#### Text for analysis

To determine which statement is not true, let's analyze each option.
-
2 × 10^6 is 10 times as great as 2 × 10^5:
- \(2 \times 10^6 = 2,000,000\)
- \(2 \times 10^5 = 200,000\)
- \(2 \times 10^6\) is indeed \(10\) times \(2 \times 10^5\) (since \(2,000,000 \div 200,000 = 10\)).
- True
-
4 × 10^8 is 100 times as great as 4 × 10^6:
- \(4 \times 10^8 = 400,000,000\)
- \(4 \times 10^6 = 4,000,000\)
- \(4 \times 10^8\) is indeed \(100\) times \(4 \times 10^6\) (since \(400,000,000 \div 4,000,000 = 100\)).
- True
-
7 × 10^−2 is 1,000 times as great as 7 × 10^−6:
- \(7 \times 10^{-2} = 0.07\)
- \(7 \times 10^{-6} = 0.000007\)

########

> _Activity 1_: In the powers-of-ten analysis, what is 4 × 10^6 written in standard form?
> _Activity 2_: Summarize the powers-of-ten analysis in two sentences.
> _Activity 3_: Continue the powers-of-ten analysis from its last line.

#### Entries provided

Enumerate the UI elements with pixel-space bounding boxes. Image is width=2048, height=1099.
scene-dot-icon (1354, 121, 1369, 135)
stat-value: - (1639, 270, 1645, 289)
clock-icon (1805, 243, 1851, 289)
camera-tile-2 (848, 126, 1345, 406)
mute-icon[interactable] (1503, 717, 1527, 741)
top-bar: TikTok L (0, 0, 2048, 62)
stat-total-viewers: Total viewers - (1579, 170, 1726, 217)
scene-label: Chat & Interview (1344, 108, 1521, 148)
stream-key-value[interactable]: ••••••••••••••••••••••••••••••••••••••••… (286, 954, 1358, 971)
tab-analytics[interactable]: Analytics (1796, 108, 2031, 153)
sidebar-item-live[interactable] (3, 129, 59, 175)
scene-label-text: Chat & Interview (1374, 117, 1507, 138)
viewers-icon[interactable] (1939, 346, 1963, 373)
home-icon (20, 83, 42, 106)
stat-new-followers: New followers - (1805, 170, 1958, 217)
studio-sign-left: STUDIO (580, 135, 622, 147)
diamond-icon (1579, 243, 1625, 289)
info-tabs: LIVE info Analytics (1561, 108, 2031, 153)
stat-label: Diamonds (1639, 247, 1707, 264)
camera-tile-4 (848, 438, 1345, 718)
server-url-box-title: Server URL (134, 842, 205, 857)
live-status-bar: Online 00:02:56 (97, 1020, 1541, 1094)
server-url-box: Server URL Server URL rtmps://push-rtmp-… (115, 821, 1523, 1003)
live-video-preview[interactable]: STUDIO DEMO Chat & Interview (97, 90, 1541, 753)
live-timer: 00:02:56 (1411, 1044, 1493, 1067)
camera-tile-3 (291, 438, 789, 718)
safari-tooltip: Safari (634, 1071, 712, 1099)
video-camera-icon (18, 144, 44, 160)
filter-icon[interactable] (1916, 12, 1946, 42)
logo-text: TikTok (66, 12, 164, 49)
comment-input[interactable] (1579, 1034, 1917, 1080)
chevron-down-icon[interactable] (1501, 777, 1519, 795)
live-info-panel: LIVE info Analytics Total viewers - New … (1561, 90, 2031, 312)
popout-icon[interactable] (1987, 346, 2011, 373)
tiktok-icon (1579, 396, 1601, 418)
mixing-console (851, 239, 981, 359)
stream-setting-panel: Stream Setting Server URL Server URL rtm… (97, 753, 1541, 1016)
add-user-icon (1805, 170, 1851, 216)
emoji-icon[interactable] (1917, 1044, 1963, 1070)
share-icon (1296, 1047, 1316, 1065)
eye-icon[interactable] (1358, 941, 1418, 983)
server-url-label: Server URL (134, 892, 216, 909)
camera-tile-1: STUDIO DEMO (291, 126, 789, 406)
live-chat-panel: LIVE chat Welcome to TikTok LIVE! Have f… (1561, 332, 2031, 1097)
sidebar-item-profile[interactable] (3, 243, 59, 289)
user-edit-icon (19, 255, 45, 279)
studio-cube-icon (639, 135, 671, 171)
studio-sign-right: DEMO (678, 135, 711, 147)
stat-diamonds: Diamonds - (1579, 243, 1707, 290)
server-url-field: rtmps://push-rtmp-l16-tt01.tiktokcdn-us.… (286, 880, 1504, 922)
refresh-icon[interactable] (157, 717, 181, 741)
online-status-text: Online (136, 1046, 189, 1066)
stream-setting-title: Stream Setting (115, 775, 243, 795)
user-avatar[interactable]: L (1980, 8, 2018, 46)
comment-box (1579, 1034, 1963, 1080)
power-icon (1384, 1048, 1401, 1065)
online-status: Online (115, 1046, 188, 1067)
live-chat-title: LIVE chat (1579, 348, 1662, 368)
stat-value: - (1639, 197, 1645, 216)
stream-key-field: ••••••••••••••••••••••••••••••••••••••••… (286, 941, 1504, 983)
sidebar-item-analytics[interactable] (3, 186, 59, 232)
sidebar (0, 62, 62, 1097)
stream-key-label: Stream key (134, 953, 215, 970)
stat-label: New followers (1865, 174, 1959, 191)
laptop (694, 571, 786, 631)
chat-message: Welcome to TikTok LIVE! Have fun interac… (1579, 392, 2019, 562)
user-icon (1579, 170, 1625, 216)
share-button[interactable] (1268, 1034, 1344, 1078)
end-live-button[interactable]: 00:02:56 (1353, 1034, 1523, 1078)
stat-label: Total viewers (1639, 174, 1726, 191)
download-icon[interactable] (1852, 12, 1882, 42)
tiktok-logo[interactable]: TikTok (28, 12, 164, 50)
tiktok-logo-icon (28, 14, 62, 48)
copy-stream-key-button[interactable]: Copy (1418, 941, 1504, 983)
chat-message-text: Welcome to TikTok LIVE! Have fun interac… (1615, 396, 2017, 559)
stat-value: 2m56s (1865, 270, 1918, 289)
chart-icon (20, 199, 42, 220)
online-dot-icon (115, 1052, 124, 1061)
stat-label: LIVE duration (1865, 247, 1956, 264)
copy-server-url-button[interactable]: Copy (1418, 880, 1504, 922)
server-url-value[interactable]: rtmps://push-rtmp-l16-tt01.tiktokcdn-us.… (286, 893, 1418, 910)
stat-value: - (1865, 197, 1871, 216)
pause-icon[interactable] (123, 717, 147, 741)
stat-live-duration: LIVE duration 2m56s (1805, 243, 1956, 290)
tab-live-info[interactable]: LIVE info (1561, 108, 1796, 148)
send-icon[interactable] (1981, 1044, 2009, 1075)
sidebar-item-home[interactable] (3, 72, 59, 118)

########

> _Task response 1_: 4,000,000

> _Task response 2_: The text checks several statements about powers of ten to find the one that is not true. It confirms that 2 × 10^6 is 10 times 2 × 10^5 and that 4 × 10^8 is 100 times 4 × 10^6, and it writes 7 × 10^−2 as 0.07 and 7 × 10^−6 as 0.000007.

> _Task response 3_:
- \(7 \times 10^{-2}\) is not \(1,000\) times \(7 \times 10^{-6}\) (since \(0.07 \div 0.000007 = 10,000\)).
- False
-
9 × 10^−4 is 1,000 times as great as 9 × 10^−7:
- \(9 \times 10^{-4} = 0.0009\)
- \(9 \times 10^{-7} = 0.0000009\)
- \(9 \times 10^{-4}\) is indeed \(1,000\) times \(9 \times 10^{-7}\) (since \(0.0009 \div 0.0000009 = 1,000\)).
- True
Therefore, the statement that is not true is:
7 × 10^−2 is 1,000 times as great as 7 × 10^−6 (this is false).